## PROVIDED DATA
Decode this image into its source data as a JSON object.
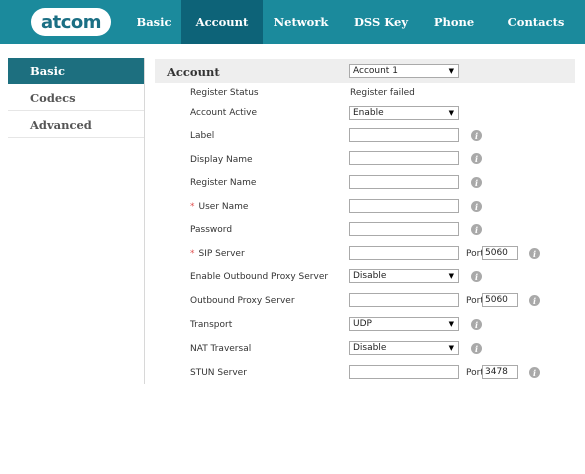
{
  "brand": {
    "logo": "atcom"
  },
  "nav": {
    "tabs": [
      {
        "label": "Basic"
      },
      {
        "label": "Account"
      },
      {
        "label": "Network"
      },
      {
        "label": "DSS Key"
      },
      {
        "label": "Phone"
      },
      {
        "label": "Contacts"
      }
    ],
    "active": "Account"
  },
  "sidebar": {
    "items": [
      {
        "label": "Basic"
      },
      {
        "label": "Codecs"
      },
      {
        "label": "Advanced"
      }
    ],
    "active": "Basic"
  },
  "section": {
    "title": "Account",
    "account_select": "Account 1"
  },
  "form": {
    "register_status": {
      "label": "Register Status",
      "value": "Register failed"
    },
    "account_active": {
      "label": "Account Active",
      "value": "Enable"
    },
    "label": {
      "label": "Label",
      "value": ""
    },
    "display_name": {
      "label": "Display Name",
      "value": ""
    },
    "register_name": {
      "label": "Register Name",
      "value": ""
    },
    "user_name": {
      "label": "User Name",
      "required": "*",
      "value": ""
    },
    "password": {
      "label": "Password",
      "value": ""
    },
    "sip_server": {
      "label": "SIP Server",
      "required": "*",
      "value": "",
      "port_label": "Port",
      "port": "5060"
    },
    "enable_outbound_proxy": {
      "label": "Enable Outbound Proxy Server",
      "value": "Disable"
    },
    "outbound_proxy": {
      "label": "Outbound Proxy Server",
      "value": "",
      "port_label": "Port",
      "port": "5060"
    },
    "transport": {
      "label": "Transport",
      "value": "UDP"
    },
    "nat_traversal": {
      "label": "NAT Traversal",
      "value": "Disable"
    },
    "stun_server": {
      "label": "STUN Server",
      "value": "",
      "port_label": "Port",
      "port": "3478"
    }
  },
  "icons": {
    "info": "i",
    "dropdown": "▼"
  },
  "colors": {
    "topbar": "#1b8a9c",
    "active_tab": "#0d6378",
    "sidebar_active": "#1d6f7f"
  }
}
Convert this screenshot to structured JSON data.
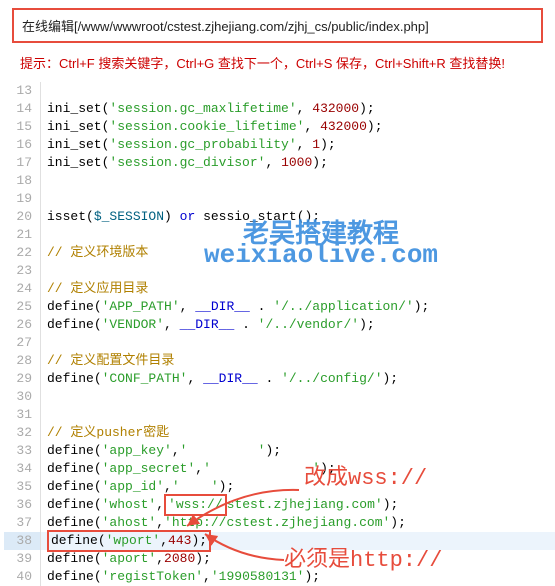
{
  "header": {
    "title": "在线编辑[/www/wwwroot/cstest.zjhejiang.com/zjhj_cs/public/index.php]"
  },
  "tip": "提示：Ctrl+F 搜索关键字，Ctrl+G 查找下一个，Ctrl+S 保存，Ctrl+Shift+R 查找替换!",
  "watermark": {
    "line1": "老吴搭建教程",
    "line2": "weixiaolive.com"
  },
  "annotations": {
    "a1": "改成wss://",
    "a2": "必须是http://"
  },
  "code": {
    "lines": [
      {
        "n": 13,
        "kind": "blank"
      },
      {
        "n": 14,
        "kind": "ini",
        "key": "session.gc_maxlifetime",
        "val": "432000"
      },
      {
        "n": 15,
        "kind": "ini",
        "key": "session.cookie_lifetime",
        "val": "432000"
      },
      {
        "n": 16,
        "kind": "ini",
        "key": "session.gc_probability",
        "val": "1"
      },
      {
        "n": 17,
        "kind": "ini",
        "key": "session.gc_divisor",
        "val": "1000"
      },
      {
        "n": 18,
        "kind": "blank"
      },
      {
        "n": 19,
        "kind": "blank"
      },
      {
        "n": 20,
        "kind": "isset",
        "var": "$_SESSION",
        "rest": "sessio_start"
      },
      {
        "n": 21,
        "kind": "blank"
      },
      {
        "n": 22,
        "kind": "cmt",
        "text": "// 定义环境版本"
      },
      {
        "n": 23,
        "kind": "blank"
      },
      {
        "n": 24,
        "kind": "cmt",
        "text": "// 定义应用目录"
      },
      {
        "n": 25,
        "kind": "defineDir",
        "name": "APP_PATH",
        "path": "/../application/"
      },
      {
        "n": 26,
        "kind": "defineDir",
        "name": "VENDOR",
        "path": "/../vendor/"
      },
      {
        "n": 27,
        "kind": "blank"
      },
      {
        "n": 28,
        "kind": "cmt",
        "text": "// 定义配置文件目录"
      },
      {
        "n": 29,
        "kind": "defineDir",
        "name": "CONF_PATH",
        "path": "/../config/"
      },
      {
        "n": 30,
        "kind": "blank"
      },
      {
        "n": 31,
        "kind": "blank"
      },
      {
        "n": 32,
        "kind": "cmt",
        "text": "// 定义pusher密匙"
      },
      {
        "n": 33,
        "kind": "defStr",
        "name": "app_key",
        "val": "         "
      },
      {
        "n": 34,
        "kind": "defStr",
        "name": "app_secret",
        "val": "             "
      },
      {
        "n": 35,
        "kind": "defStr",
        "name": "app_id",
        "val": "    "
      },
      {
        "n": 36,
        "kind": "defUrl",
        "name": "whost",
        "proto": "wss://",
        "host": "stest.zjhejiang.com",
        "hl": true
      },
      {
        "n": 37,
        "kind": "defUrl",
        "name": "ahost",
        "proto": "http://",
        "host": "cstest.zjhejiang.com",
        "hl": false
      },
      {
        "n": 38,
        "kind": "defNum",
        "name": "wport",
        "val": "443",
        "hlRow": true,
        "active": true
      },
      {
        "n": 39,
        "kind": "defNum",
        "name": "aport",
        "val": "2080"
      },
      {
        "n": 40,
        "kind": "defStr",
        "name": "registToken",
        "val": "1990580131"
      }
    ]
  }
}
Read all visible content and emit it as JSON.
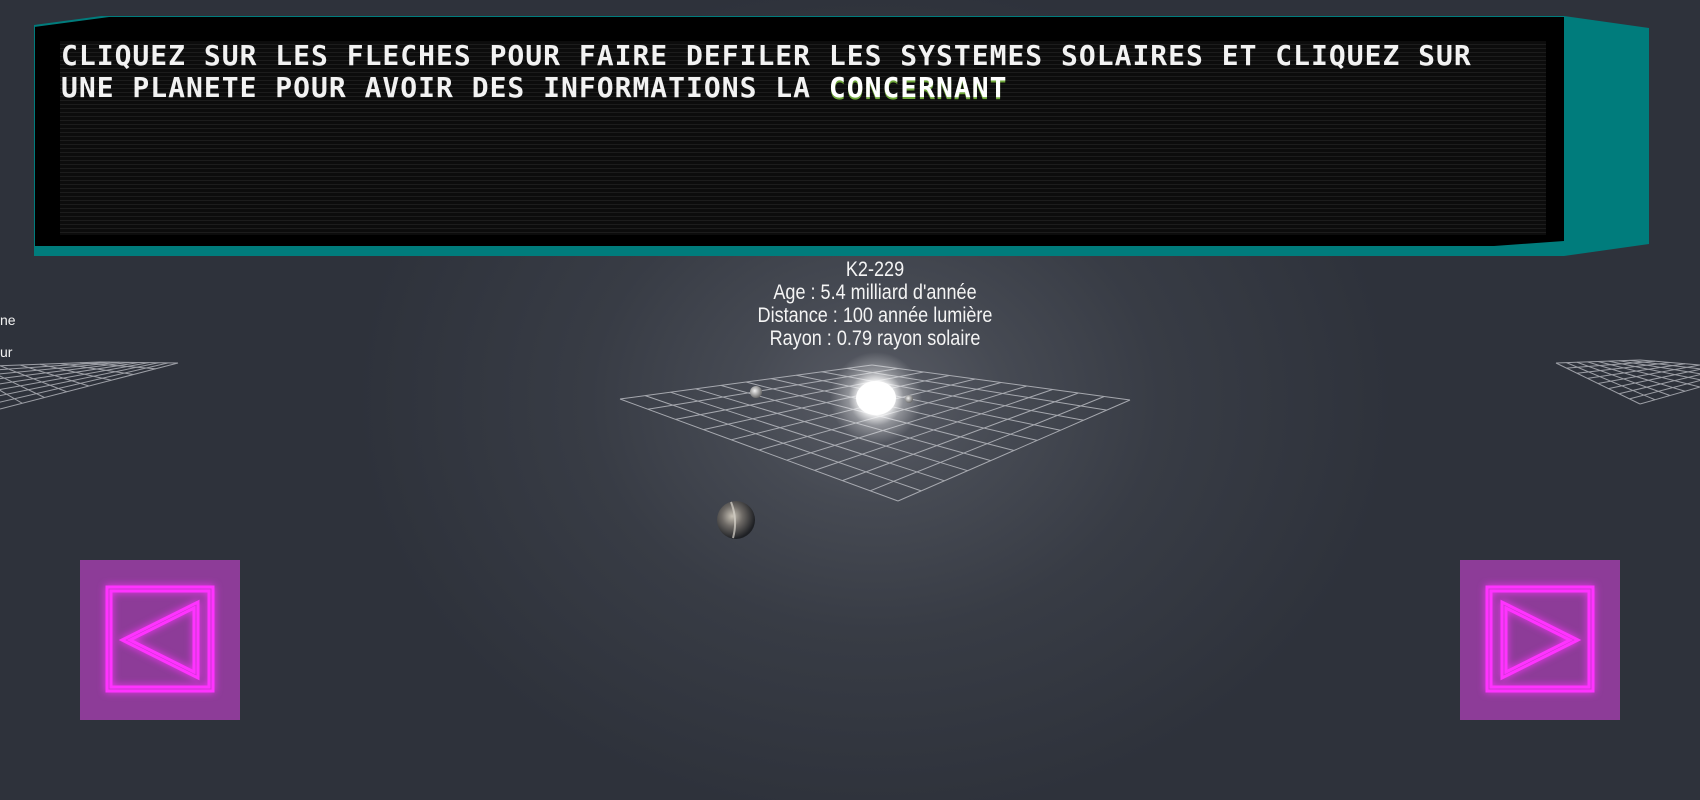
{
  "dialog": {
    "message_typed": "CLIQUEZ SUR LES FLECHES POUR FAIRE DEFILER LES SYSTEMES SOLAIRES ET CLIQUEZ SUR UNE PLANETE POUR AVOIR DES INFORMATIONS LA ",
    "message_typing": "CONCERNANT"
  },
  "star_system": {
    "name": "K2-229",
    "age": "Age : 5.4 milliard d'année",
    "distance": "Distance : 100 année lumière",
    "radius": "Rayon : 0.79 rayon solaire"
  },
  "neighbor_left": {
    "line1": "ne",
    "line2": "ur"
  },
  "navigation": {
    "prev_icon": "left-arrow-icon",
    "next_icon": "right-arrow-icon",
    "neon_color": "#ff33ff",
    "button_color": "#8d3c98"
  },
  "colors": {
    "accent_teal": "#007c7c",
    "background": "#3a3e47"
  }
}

## EXERCISE DIRECTIONS
Find all the lines containing "arrow" in the material, then copy them.

## ANSWER FOR THE TASK
    "prev_icon": "left-arrow-icon",
    "next_icon": "right-arrow-icon",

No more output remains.